■ Passage shown:

┏━━

Declination date of the survey
Positional uncertainty is affected by the magnetic declination at the date and time the survey was taken. Declination is calculated in degrees between Magnetic and True North. The magnetic dip angle is the angle of the magnetic field horizontal to earth’s surface respective to the drilling location. Field strength displays the calculated or specified field strength in nanoTeslas (nT).
Source for the declination calculation can be either HDGM High Definition Geomagnetic Model, BGGM British Geological Society’s BGGM, IGRF model which is provided by the US National Oceanic and Atmospheric Association NOAA, or user-entered. Each declination model covers specific dates.
Positional uncertainty model used to survey the wellpath
Model chosen depends on the type of tool and surveying method to be used. Note: WellArchitect, Dynamic Graphics’ directional drilling/survey management software, can be used to calculate uncertainty for a wide variety of vendor’s tools, as well as all of the Operator Well Survey Group’s tools.
Positional uncertainty can be calculated anywhere along the wellpath, and at total depth (TD). IWD can display the ellipsoids in 3D, as well as showing the dimensions of the ellipsoid of uncertainty using:
- length of the major semi-axis
- length of the minor semi-axis
- vertical semi-axis
- angular direction (relative to True or Grid North) of the minor semi-axis
Based on the number of standard deviations, the declination, and the tool model selected, IWD calculates the ellipsoid of uncertainty (EOU) at each location along the wellbore trajectory. When displayed in 3D, these ellipsoids form a twisted elliptical cylinder that is easily depicted by CoViz 4D.
Trajectory Location Is an Estimate, but Additional Data Improves Geologic Understanding
Regardless of the tools and surveying methods used, positional uncertainty calculations should be considered an estimate. However, even with positional uncertainty calculations the information acquired during drilling can aid in the understanding of subsurface models. For example, often multiple wells target a specific geologic marker at a certain depth; but one well may appear to come in much deeper than a second well. With only one measurement, the marker could be anywhere within an individual well’s ellipsoid of uncertainty. With two measurements, the uncertainty is reduced, knowing that the marker is somewhere within the overlapping ellipsoids, giving drilling engineers a more accurate estimate of the depth to target.
Continually Improve the Understanding of Reservoir Conditions
As additional data are obtained during the drilling process, geological models can quickly and easily be updated to improve the placement of well trajectory. If during the drilling process, a horizon or fault is encountered sooner than expected (perhaps the horizon was determined by (inaccurate) picks in an adjacent well) the geologic model can be updated to correct the horizon depth and reposition the wellbore within the context of the updated model. Detecting significant differences between the expected and the actual horizon depth allows critical calculations such as KOP, build rate, and tangent angle to be corrected, leading to better wellbore trajectory placement.

┗━━

Page layout parsing data
┏━━

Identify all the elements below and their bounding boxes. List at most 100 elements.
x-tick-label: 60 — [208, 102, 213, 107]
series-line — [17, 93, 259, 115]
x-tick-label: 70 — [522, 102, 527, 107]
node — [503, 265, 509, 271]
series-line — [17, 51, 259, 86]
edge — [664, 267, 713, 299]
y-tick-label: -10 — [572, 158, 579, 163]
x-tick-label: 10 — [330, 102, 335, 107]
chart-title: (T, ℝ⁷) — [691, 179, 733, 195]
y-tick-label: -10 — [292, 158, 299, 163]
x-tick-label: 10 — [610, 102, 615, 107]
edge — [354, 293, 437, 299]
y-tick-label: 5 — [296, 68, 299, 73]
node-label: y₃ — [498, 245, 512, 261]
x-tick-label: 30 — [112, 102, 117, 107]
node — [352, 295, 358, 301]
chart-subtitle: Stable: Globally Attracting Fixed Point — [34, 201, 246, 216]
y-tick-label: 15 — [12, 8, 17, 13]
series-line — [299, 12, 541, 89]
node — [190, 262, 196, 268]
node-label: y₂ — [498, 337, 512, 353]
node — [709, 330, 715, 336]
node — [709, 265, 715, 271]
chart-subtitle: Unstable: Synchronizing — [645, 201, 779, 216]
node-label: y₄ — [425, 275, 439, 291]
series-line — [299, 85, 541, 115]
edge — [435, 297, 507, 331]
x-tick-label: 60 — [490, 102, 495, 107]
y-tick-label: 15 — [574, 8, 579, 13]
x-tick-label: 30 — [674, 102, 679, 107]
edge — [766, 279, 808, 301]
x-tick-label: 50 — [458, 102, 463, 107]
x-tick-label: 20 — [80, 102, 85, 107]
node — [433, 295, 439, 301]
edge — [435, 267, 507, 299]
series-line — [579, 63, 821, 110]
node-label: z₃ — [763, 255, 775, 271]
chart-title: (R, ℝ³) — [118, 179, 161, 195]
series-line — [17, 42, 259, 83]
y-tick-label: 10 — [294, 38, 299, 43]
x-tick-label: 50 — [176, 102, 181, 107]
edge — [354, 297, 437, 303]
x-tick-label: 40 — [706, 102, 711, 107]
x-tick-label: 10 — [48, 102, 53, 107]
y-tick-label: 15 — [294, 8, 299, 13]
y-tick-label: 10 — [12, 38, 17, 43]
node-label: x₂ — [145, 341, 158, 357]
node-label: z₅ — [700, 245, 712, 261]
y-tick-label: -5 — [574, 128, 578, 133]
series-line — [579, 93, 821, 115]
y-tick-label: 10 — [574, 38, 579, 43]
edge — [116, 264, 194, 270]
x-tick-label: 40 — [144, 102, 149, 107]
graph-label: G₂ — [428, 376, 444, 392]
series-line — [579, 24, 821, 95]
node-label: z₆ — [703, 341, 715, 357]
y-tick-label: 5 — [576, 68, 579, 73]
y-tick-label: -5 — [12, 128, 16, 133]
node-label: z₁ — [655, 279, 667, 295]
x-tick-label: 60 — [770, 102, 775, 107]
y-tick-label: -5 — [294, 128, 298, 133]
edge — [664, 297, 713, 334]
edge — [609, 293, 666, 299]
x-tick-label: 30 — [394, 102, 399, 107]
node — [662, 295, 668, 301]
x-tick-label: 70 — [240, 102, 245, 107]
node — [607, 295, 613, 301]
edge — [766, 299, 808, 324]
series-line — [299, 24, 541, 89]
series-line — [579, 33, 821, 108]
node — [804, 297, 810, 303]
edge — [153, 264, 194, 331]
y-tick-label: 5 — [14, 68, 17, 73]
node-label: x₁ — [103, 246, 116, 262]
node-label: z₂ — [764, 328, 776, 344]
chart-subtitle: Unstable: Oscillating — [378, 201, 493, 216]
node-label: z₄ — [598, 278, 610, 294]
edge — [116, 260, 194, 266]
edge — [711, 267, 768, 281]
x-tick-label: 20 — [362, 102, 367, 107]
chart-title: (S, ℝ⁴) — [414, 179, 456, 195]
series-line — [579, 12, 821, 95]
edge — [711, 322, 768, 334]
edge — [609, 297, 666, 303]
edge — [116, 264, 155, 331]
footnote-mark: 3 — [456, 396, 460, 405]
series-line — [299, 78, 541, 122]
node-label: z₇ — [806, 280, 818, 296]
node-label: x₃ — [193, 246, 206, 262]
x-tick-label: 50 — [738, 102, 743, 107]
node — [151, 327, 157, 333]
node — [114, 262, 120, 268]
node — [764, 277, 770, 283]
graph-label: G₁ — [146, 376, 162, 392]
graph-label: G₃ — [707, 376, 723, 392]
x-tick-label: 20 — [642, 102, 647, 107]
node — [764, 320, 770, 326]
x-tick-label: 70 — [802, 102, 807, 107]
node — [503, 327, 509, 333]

┗━━

■ Check your understanding:
- a) Reproduce word for word the part of the passage on wellbore positional uncertainty starting with "Source for the" and going on through "Survey Group’s tools.".
- b) According to the passage on wellbore positional uncertainty, in what unit is field strength displayed?
- c) Translate this sentence from the passage on wellbore positional uncertainty into Spanish: "Each declination model covers specific dates."

■ Expected responses:
- a)
Source for the declination calculation can be either HDGM High Definition Geomagnetic Model, BGGM British Geological Society’s BGGM, IGRF model which is provided by the US National Oceanic and Atmospheric Association NOAA, or user-entered. Each declination model covers specific dates.
Positional uncertainty model used to survey the wellpath
Model chosen depends on the type of tool and surveying method to be used. Note: WellArchitect, Dynamic Graphics’ directional drilling/survey management software, can be used to calculate uncertainty for a wide variety of vendor’s tools, as well as all of the Operator Well Survey Group’s tools.

- b) Nanoteslas (nT).

- c) Cada modelo de declinación abarca fechas específicas.